● Task instructions
Check every line below for the word "freezer" and show those that hold it.

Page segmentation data
◆ ◆ ◆

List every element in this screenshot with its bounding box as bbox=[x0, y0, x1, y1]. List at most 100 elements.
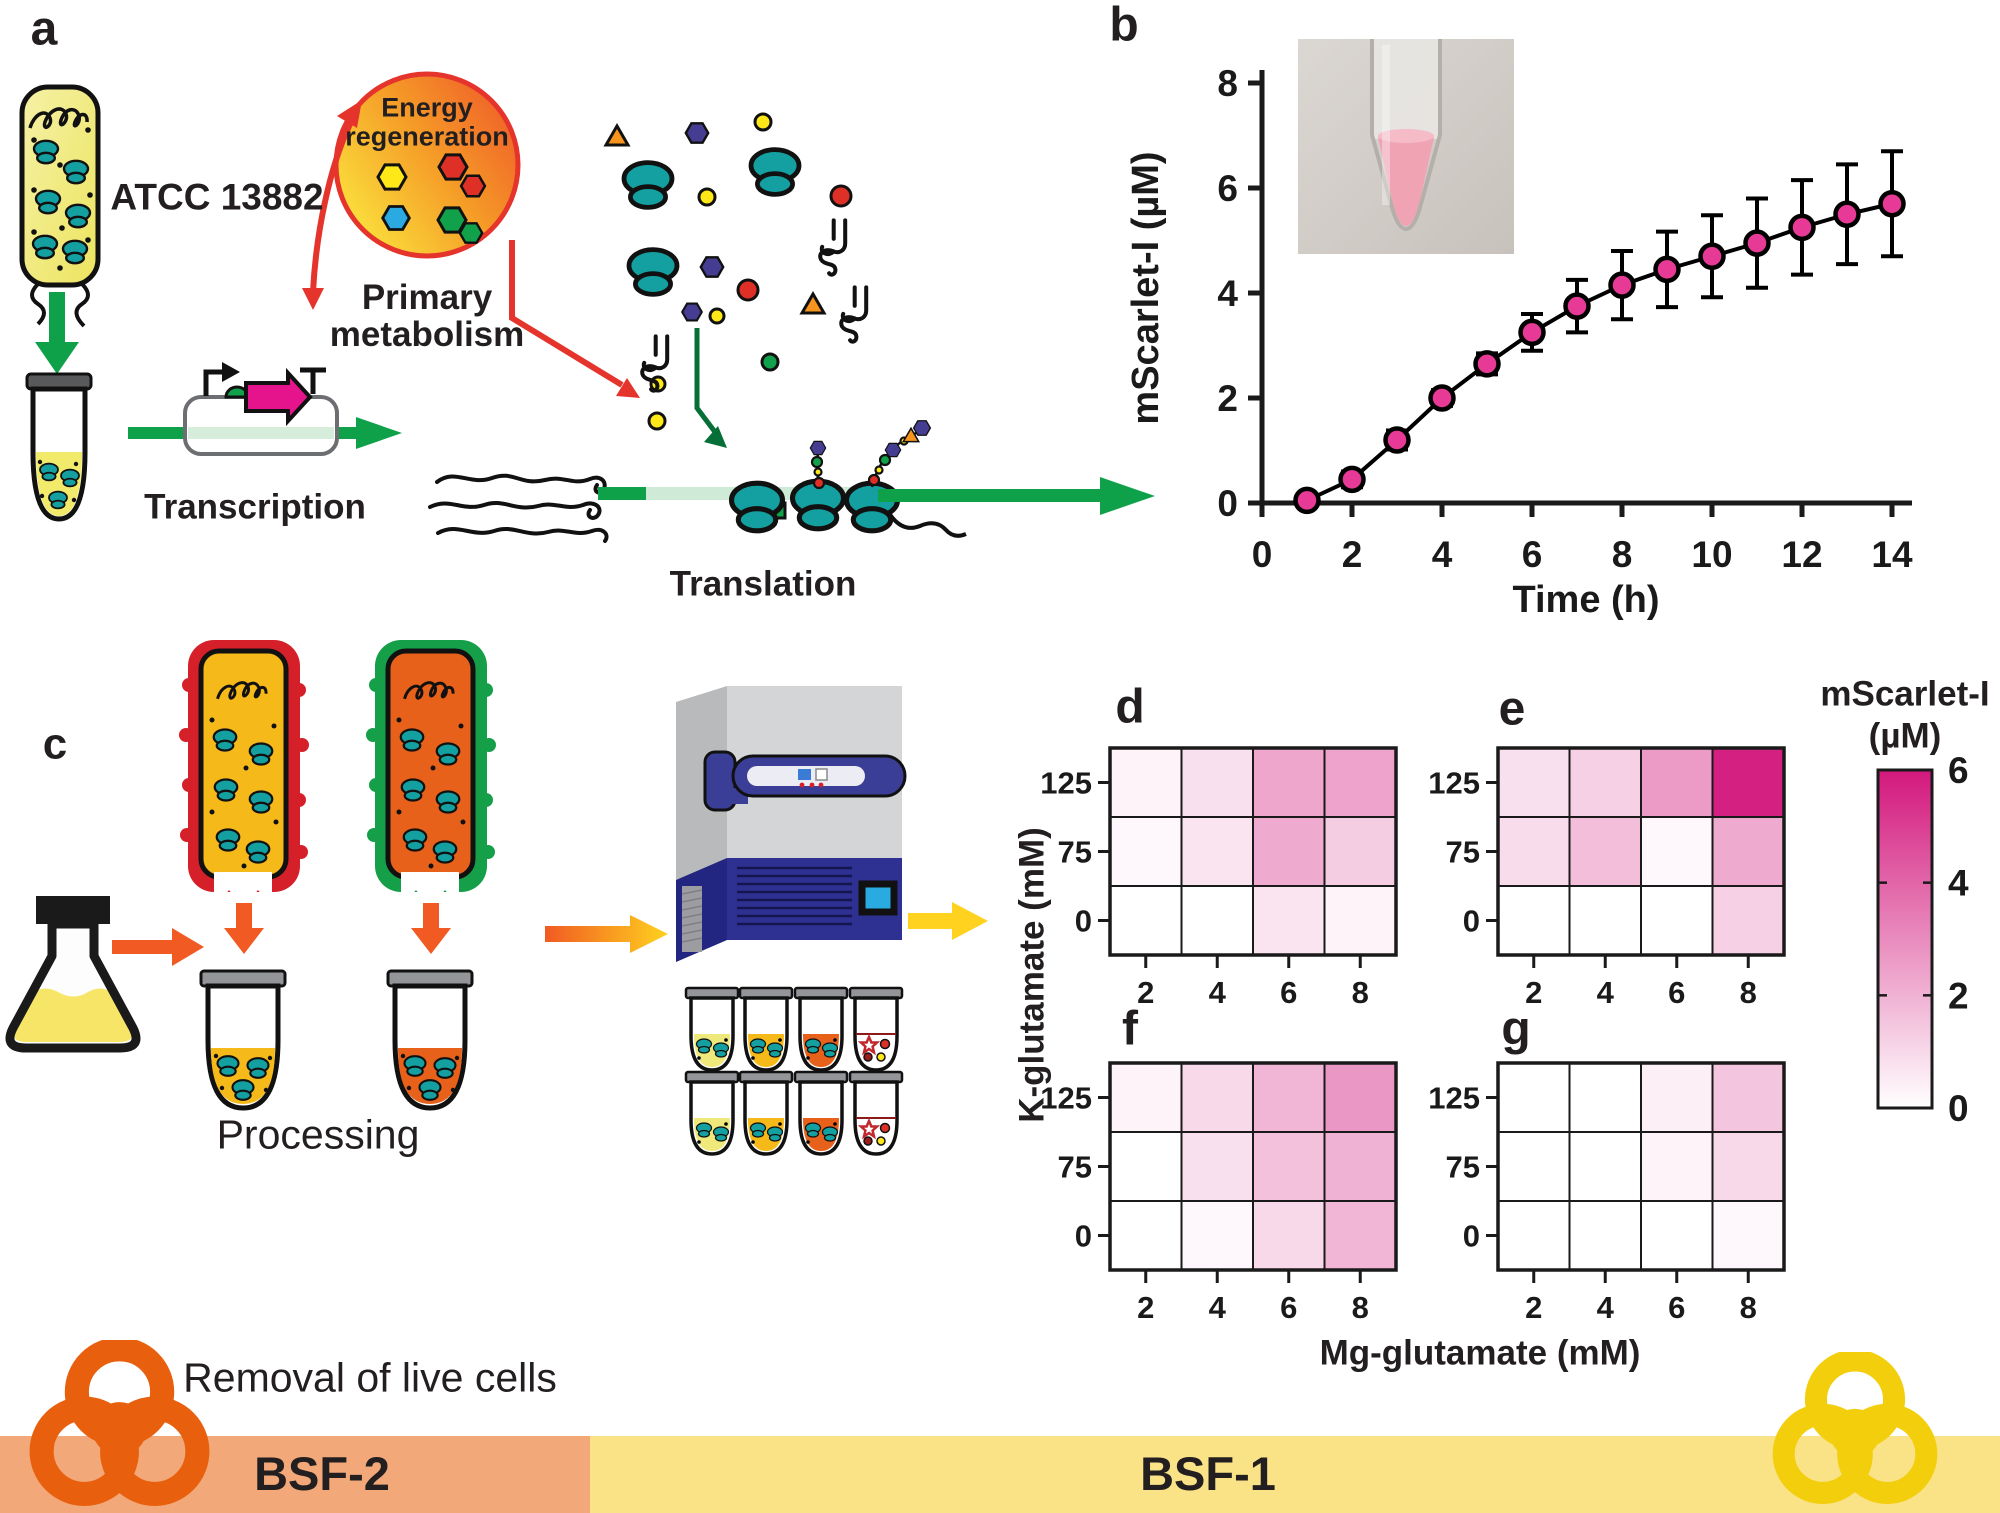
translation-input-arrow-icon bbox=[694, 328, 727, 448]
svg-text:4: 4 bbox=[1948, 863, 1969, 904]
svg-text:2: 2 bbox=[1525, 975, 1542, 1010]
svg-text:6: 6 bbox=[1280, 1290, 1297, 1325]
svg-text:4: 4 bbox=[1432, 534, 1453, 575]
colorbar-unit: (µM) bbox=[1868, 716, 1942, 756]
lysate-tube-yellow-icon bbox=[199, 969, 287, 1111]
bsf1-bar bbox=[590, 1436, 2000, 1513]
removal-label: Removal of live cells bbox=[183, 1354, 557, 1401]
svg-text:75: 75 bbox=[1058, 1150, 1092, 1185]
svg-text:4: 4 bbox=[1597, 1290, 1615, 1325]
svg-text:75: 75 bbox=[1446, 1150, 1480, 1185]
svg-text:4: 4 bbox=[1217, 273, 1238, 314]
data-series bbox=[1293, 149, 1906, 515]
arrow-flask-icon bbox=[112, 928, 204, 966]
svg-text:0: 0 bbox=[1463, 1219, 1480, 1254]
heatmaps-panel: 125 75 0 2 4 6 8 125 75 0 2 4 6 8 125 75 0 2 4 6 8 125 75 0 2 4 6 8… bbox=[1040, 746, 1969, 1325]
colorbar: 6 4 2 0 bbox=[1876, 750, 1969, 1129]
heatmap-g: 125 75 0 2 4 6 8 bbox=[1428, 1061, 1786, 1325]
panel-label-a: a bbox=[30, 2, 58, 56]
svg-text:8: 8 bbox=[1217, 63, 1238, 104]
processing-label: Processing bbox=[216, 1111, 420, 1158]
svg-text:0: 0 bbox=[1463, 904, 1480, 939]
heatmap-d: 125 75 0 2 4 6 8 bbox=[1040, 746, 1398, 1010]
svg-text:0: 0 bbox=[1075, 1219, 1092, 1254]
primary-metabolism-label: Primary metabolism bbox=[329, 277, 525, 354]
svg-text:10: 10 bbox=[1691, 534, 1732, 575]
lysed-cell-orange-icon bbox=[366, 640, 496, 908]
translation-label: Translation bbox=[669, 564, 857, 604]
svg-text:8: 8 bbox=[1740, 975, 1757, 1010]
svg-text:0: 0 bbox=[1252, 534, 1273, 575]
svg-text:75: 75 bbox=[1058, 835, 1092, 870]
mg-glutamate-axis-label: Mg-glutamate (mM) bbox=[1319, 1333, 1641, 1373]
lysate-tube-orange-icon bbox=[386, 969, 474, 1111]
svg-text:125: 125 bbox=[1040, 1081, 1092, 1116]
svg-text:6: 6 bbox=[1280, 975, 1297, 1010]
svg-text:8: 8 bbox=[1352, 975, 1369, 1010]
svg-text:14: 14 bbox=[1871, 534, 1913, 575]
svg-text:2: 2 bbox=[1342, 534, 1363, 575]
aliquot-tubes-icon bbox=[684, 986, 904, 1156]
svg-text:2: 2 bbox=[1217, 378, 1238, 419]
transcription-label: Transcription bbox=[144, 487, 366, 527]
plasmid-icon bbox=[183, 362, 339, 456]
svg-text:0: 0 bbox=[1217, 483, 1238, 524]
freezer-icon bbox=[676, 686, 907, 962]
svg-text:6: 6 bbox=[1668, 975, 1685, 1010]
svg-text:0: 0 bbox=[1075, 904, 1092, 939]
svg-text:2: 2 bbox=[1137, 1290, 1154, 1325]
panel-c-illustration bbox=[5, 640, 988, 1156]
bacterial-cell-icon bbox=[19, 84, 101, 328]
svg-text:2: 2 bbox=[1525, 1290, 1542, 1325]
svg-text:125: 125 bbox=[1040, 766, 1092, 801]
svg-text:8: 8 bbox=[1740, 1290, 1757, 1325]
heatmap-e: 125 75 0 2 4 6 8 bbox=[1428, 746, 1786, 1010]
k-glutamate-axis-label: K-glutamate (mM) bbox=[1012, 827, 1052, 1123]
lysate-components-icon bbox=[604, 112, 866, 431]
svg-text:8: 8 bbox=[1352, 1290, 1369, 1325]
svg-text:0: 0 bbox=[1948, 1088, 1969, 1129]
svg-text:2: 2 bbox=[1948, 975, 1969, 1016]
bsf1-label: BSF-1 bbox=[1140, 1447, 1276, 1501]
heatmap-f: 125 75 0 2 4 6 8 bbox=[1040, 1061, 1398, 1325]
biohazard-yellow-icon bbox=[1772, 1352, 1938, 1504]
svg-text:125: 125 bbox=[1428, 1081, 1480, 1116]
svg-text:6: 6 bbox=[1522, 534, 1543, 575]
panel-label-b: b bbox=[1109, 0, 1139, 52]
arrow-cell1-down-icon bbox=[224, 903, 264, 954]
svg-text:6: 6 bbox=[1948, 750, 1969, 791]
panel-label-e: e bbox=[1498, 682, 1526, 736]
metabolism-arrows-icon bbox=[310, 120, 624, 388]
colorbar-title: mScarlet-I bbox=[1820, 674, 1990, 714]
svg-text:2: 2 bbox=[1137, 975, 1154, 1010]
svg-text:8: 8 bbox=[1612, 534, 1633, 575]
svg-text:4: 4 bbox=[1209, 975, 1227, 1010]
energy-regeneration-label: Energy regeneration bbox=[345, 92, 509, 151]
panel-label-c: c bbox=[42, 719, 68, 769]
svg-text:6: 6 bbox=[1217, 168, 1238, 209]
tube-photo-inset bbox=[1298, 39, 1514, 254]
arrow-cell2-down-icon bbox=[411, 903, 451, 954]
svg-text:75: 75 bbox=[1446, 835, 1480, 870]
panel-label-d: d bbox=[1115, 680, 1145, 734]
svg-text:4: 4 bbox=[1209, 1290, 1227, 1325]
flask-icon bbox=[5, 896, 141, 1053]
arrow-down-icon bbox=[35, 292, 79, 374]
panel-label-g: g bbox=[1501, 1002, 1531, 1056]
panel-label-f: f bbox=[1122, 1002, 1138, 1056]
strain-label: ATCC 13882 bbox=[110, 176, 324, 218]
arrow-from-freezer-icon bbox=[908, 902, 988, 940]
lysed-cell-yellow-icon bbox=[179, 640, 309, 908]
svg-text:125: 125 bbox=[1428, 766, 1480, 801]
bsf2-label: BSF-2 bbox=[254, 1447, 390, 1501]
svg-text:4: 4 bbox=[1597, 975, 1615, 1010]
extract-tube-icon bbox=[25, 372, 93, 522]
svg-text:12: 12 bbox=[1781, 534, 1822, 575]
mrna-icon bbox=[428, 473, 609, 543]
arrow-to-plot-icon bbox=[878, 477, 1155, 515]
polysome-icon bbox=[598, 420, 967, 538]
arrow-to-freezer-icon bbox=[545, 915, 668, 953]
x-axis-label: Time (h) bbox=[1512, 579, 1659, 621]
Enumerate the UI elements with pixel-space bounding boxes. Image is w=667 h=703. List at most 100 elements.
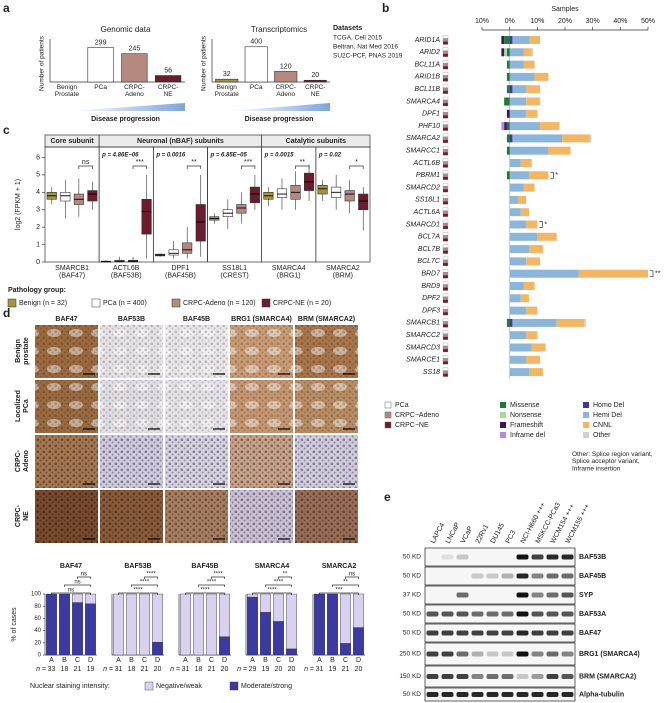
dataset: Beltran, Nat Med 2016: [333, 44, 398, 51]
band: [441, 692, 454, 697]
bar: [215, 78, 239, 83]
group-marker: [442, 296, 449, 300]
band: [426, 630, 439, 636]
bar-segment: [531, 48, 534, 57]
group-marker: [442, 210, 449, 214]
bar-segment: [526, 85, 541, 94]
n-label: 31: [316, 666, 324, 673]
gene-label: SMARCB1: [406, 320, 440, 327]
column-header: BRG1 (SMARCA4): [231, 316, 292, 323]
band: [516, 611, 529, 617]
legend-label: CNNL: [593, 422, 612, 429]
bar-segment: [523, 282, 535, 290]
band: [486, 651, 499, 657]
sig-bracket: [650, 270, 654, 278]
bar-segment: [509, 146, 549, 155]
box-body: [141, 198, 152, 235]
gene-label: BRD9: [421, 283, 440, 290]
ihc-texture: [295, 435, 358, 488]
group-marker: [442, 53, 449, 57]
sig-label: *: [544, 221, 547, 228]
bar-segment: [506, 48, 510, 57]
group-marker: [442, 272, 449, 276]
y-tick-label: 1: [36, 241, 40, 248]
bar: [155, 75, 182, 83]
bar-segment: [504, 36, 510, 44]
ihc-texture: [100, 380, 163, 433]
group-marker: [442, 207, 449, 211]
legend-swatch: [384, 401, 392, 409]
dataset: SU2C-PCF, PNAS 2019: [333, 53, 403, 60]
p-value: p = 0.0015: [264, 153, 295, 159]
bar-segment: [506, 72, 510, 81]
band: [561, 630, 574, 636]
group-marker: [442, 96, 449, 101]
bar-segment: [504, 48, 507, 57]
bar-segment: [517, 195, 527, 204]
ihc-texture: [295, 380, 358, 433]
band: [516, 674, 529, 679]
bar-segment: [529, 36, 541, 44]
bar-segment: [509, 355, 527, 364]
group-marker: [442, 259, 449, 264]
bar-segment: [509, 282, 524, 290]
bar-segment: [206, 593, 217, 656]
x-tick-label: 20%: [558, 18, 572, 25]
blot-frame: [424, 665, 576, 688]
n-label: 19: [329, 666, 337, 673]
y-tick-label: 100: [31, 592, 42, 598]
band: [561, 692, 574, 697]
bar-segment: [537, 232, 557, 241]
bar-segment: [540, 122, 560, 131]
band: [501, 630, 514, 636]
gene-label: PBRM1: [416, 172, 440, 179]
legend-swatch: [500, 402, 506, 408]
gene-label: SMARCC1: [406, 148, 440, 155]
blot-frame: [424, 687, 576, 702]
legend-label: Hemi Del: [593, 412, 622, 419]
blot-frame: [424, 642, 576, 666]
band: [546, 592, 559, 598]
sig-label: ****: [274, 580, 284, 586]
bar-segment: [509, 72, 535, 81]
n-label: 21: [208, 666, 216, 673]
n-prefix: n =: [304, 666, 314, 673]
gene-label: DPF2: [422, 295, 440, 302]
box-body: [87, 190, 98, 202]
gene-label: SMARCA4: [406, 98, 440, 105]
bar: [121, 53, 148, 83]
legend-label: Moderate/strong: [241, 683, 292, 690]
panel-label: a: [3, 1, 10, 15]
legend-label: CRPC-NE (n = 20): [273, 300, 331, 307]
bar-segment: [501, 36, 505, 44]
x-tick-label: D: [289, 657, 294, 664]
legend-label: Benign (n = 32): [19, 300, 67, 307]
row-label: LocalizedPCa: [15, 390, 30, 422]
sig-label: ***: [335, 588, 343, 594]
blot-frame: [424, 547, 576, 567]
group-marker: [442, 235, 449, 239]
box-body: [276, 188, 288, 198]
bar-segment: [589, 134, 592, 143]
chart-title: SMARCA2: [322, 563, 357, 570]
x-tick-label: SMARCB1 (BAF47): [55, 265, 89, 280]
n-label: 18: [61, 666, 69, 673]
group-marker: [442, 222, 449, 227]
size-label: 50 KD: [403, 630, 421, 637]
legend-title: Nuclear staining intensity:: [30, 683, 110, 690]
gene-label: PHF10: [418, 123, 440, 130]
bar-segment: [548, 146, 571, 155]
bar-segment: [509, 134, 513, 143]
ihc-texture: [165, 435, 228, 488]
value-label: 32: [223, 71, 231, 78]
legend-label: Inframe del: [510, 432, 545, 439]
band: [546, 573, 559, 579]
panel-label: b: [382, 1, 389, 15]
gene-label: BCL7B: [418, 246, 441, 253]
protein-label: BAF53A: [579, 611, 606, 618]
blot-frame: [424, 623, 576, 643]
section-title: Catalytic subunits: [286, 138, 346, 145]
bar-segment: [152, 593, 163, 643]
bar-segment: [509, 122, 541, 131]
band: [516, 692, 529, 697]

◆ ◆ ◆

● Completed exercise
freezer-icon bbox=[676, 686, 907, 962]
arrow-from-freezer-icon bbox=[908, 902, 988, 940]
arrow-to-freezer-icon bbox=[545, 915, 668, 953]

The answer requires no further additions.